What the task requires: Search the material for the word "Relations" and copy each line that holds it.

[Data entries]

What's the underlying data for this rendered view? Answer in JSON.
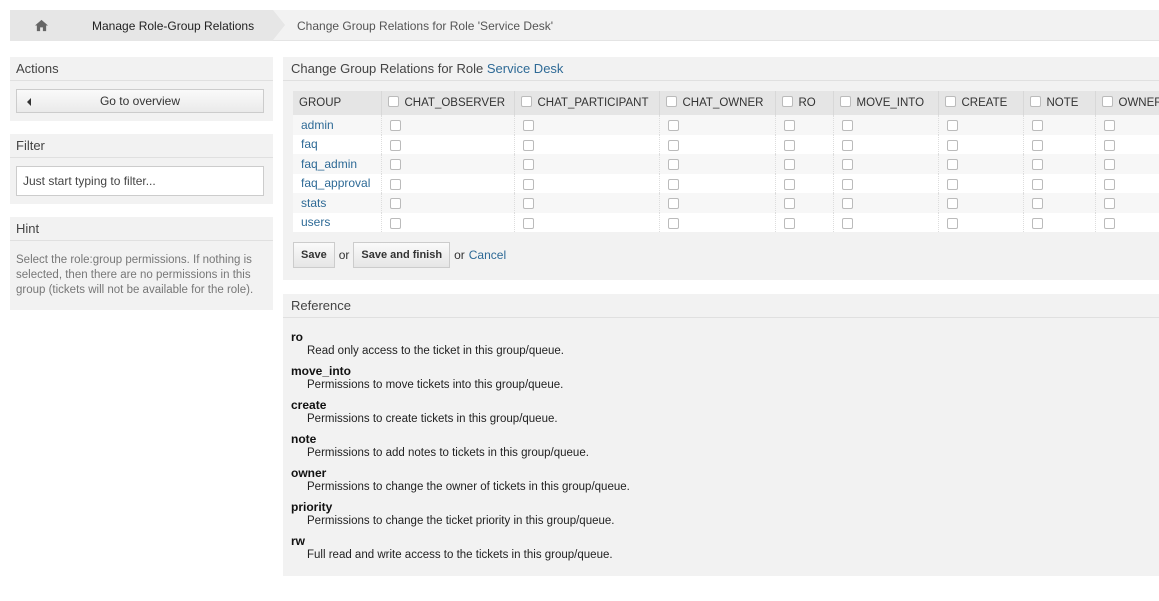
{
  "breadcrumb": {
    "home_icon": "home-icon",
    "items": [
      "Manage Role-Group Relations",
      "Change Group Relations for Role 'Service Desk'"
    ]
  },
  "sidebar": {
    "actions": {
      "title": "Actions",
      "overview_button": "Go to overview"
    },
    "filter": {
      "title": "Filter",
      "placeholder": "Just start typing to filter..."
    },
    "hint": {
      "title": "Hint",
      "text": "Select the role:group permissions. If nothing is selected, then there are no permissions in this group (tickets will not be available for the role)."
    }
  },
  "main": {
    "title_prefix": "Change Group Relations for Role ",
    "role_name": "Service Desk",
    "table": {
      "group_header": "GROUP",
      "permissions": [
        "CHAT_OBSERVER",
        "CHAT_PARTICIPANT",
        "CHAT_OWNER",
        "RO",
        "MOVE_INTO",
        "CREATE",
        "NOTE",
        "OWNER"
      ],
      "groups": [
        "admin",
        "faq",
        "faq_admin",
        "faq_approval",
        "stats",
        "users"
      ]
    },
    "actions": {
      "save": "Save",
      "or1": "or",
      "save_finish": "Save and finish",
      "or2": "or",
      "cancel": "Cancel"
    }
  },
  "reference": {
    "title": "Reference",
    "items": [
      {
        "term": "ro",
        "desc": "Read only access to the ticket in this group/queue."
      },
      {
        "term": "move_into",
        "desc": "Permissions to move tickets into this group/queue."
      },
      {
        "term": "create",
        "desc": "Permissions to create tickets in this group/queue."
      },
      {
        "term": "note",
        "desc": "Permissions to add notes to tickets in this group/queue."
      },
      {
        "term": "owner",
        "desc": "Permissions to change the owner of tickets in this group/queue."
      },
      {
        "term": "priority",
        "desc": "Permissions to change the ticket priority in this group/queue."
      },
      {
        "term": "rw",
        "desc": "Full read and write access to the tickets in this group/queue."
      }
    ]
  },
  "colors": {
    "link": "#2e6a96",
    "panel": "#f2f2f2"
  }
}
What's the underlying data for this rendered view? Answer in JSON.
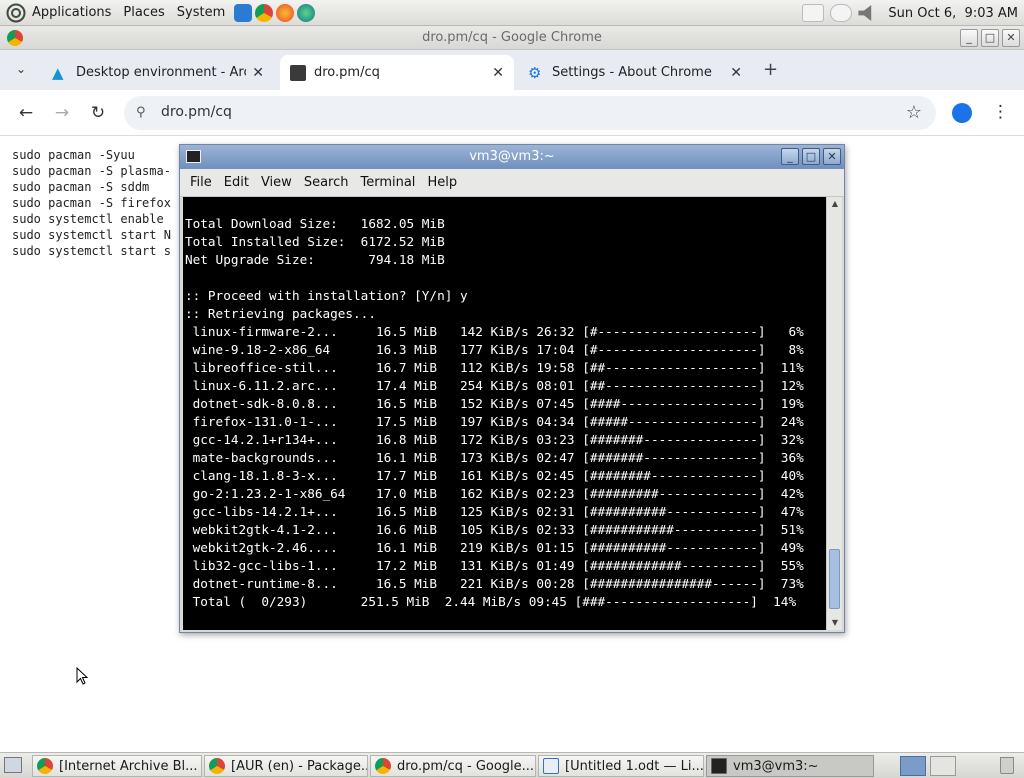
{
  "top_panel": {
    "menus": [
      "Applications",
      "Places",
      "System"
    ],
    "clock": "Sun Oct 6,  9:03 AM"
  },
  "chrome": {
    "window_title": "dro.pm/cq - Google Chrome",
    "tabs": [
      {
        "title": "Desktop environment - Arch",
        "icon": "arch-icon"
      },
      {
        "title": "dro.pm/cq",
        "icon": "page-icon"
      },
      {
        "title": "Settings - About Chrome",
        "icon": "gear-icon"
      }
    ],
    "url": "dro.pm/cq"
  },
  "page_text": "sudo pacman -Syuu\nsudo pacman -S plasma-\nsudo pacman -S sddm\nsudo pacman -S firefox\nsudo systemctl enable\nsudo systemctl start N\nsudo systemctl start s",
  "terminal": {
    "title": "vm3@vm3:~",
    "menu": [
      "File",
      "Edit",
      "View",
      "Search",
      "Terminal",
      "Help"
    ],
    "output": "Total Download Size:   1682.05 MiB\nTotal Installed Size:  6172.52 MiB\nNet Upgrade Size:       794.18 MiB\n\n:: Proceed with installation? [Y/n] y\n:: Retrieving packages...\n linux-firmware-2...     16.5 MiB   142 KiB/s 26:32 [#---------------------]   6%\n wine-9.18-2-x86_64      16.3 MiB   177 KiB/s 17:04 [#---------------------]   8%\n libreoffice-stil...     16.7 MiB   112 KiB/s 19:58 [##--------------------]  11%\n linux-6.11.2.arc...     17.4 MiB   254 KiB/s 08:01 [##--------------------]  12%\n dotnet-sdk-8.0.8...     16.5 MiB   152 KiB/s 07:45 [####------------------]  19%\n firefox-131.0-1-...     17.5 MiB   197 KiB/s 04:34 [#####-----------------]  24%\n gcc-14.2.1+r134+...     16.8 MiB   172 KiB/s 03:23 [#######---------------]  32%\n mate-backgrounds...     16.1 MiB   173 KiB/s 02:47 [#######---------------]  36%\n clang-18.1.8-3-x...     17.7 MiB   161 KiB/s 02:45 [########--------------]  40%\n go-2:1.23.2-1-x86_64    17.0 MiB   162 KiB/s 02:23 [#########-------------]  42%\n gcc-libs-14.2.1+...     16.5 MiB   125 KiB/s 02:31 [##########------------]  47%\n webkit2gtk-4.1-2...     16.6 MiB   105 KiB/s 02:33 [###########-----------]  51%\n webkit2gtk-2.46....     16.1 MiB   219 KiB/s 01:15 [##########------------]  49%\n lib32-gcc-libs-1...     17.2 MiB   131 KiB/s 01:49 [############----------]  55%\n dotnet-runtime-8...     16.5 MiB   221 KiB/s 00:28 [################------]  73%\n Total (  0/293)       251.5 MiB  2.44 MiB/s 09:45 [###-------------------]  14%"
  },
  "taskbar": [
    {
      "label": "[Internet Archive Bl...",
      "icon": "chrome-icon"
    },
    {
      "label": "[AUR (en) - Package...",
      "icon": "chrome-icon"
    },
    {
      "label": "dro.pm/cq - Google...",
      "icon": "chrome-icon"
    },
    {
      "label": "[Untitled 1.odt — Li...",
      "icon": "writer-icon"
    },
    {
      "label": "vm3@vm3:~",
      "icon": "terminal-icon"
    }
  ]
}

Result of the exercise:
      "Manage Role-Group Relations",
      "Change Group Relations for Role 'Service Desk'"
    "title_prefix": "Change Group Relations for Role ",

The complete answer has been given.